■ **EXERCISE DIRECTIONS**
Scan the material for the word "Maire", and copy each line where it shows up.

■ **DATA EXCERPTS**
---

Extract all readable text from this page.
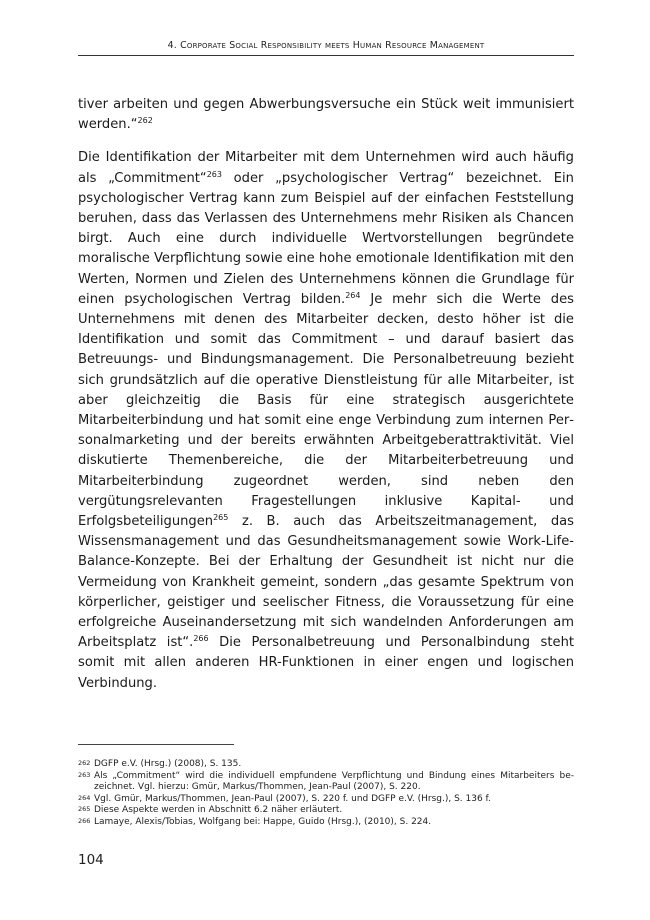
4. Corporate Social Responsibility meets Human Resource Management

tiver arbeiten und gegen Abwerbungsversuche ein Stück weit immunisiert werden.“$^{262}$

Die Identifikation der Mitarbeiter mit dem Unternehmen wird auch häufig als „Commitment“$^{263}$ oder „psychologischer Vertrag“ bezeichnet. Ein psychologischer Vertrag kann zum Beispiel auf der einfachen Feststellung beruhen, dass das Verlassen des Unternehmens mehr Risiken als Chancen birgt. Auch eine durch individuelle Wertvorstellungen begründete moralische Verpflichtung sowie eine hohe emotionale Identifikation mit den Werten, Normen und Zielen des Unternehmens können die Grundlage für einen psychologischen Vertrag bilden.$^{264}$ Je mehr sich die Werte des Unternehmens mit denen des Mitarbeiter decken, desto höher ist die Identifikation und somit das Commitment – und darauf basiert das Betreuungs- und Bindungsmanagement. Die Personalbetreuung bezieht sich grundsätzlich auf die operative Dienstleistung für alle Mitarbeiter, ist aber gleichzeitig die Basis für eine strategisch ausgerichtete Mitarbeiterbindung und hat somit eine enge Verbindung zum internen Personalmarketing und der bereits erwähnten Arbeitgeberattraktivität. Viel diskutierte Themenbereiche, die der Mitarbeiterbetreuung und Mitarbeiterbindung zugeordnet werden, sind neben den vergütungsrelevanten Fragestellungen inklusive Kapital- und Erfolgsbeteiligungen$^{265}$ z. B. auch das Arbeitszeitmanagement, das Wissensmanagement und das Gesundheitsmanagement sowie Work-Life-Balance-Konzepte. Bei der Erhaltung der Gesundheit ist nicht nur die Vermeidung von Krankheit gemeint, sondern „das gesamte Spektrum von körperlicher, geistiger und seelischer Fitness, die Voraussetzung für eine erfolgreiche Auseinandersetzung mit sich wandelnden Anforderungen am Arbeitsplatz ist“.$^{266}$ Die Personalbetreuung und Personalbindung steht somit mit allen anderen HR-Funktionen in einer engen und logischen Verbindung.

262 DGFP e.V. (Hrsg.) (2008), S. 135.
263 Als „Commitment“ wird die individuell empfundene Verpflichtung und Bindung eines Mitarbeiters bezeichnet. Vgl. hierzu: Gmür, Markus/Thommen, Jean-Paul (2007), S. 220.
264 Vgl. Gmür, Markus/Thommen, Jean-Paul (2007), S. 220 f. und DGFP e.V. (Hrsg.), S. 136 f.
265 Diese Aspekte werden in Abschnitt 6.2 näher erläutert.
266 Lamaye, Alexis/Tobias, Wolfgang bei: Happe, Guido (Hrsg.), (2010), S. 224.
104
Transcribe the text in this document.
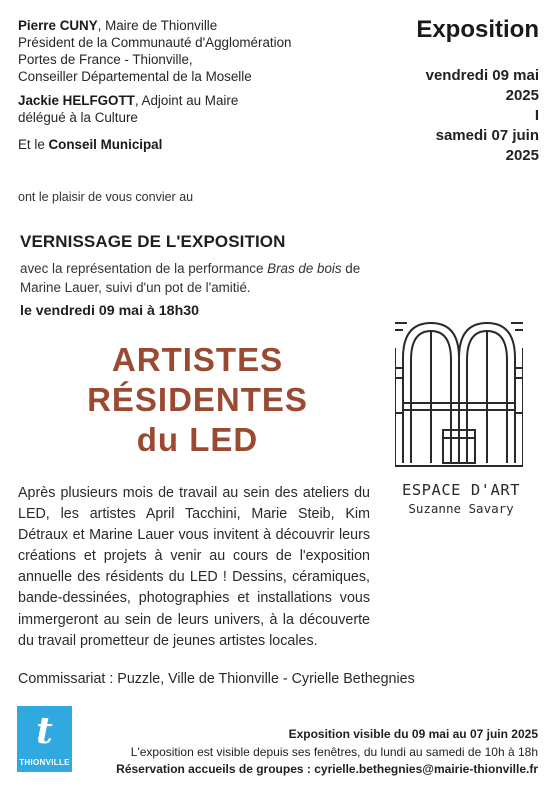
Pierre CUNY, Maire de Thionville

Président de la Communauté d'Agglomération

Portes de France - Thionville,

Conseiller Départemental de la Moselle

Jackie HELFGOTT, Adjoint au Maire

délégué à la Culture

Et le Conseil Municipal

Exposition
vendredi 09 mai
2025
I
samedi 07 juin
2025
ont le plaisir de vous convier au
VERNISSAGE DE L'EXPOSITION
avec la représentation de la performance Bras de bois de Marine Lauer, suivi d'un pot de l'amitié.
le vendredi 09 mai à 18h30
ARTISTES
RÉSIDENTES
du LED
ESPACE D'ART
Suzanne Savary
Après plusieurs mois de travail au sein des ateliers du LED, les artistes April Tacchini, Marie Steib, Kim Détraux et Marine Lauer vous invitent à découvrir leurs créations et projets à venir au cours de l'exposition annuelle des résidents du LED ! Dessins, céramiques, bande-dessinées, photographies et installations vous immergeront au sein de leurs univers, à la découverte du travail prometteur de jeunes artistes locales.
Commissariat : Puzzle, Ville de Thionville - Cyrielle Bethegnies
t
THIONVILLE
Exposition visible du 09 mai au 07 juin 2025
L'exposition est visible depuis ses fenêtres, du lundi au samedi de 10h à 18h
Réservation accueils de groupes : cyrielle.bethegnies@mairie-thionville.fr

---

■ **SOLUTION FOR THIS PROBLEM**
Pierre CUNY, Maire de Thionville
Jackie HELFGOTT, Adjoint au Maire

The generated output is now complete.